Check each line of the data for "name" and select those that have it.

───

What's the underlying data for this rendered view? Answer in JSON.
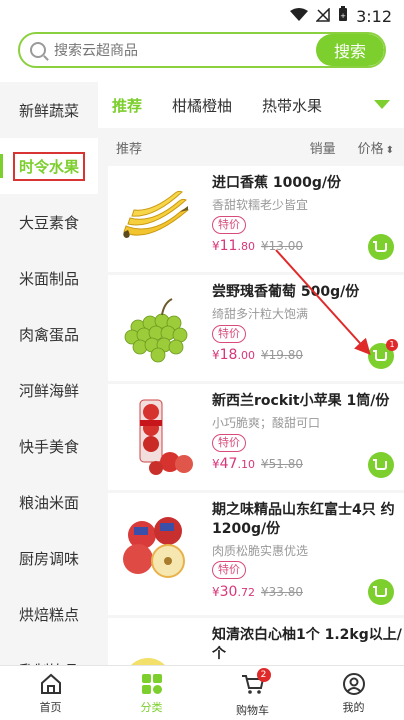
{
  "status_bar": {
    "time": "3:12"
  },
  "search": {
    "placeholder": "搜索云超商品",
    "button_label": "搜索"
  },
  "sidebar": {
    "items": [
      {
        "label": "新鲜蔬菜",
        "active": false
      },
      {
        "label": "时令水果",
        "active": true
      },
      {
        "label": "大豆素食",
        "active": false
      },
      {
        "label": "米面制品",
        "active": false
      },
      {
        "label": "肉禽蛋品",
        "active": false
      },
      {
        "label": "河鲜海鲜",
        "active": false
      },
      {
        "label": "快手美食",
        "active": false
      },
      {
        "label": "粮油米面",
        "active": false
      },
      {
        "label": "厨房调味",
        "active": false
      },
      {
        "label": "烘焙糕点",
        "active": false
      },
      {
        "label": "乳制饮品",
        "active": false
      }
    ]
  },
  "tabs": {
    "items": [
      "推荐",
      "柑橘橙柚",
      "热带水果"
    ],
    "active_index": 0
  },
  "sort": {
    "recommend": "推荐",
    "sales": "销量",
    "price": "价格",
    "price_arrows": "⬍"
  },
  "products": [
    {
      "name": "进口香蕉 1000g/份",
      "desc": "香甜软糯老少皆宜",
      "badge": "特价",
      "currency": "¥",
      "price_int": "11",
      "price_dec": ".80",
      "old_price": "¥13.00",
      "cart_count": ""
    },
    {
      "name": "尝野瑰香葡萄 500g/份",
      "desc": "绮甜多汁粒大饱满",
      "badge": "特价",
      "currency": "¥",
      "price_int": "18",
      "price_dec": ".00",
      "old_price": "¥19.80",
      "cart_count": "1"
    },
    {
      "name": "新西兰rockit小苹果 1筒/份",
      "desc": "小巧脆爽；酸甜可口",
      "badge": "特价",
      "currency": "¥",
      "price_int": "47",
      "price_dec": ".10",
      "old_price": "¥51.80",
      "cart_count": ""
    },
    {
      "name": "期之味精品山东红富士4只 约1200g/份",
      "desc": "肉质松脆实惠优选",
      "badge": "特价",
      "currency": "¥",
      "price_int": "30",
      "price_dec": ".72",
      "old_price": "¥33.80",
      "cart_count": ""
    },
    {
      "name": "知清浓白心柚1个 1.2kg以上/个",
      "desc": "",
      "badge": "",
      "currency": "",
      "price_int": "",
      "price_dec": "",
      "old_price": "",
      "cart_count": ""
    }
  ],
  "tabbar": {
    "items": [
      {
        "label": "首页",
        "active": false
      },
      {
        "label": "分类",
        "active": true
      },
      {
        "label": "购物车",
        "active": false,
        "badge": "2"
      },
      {
        "label": "我的",
        "active": false
      }
    ]
  },
  "colors": {
    "accent": "#7ccf2d",
    "price": "#d8367a",
    "badge_red": "#e02a2a",
    "highlight_box": "#d83434"
  }
}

───

The completed task:
      "name": "进口香蕉 1000g/份",
      "name": "尝野瑰香葡萄 500g/份",
      "name": "新西兰rockit小苹果 1筒/份",
      "name": "期之味精品山东红富士4只 约1200g/份",
      "name": "知清浓白心柚1个 1.2kg以上/个",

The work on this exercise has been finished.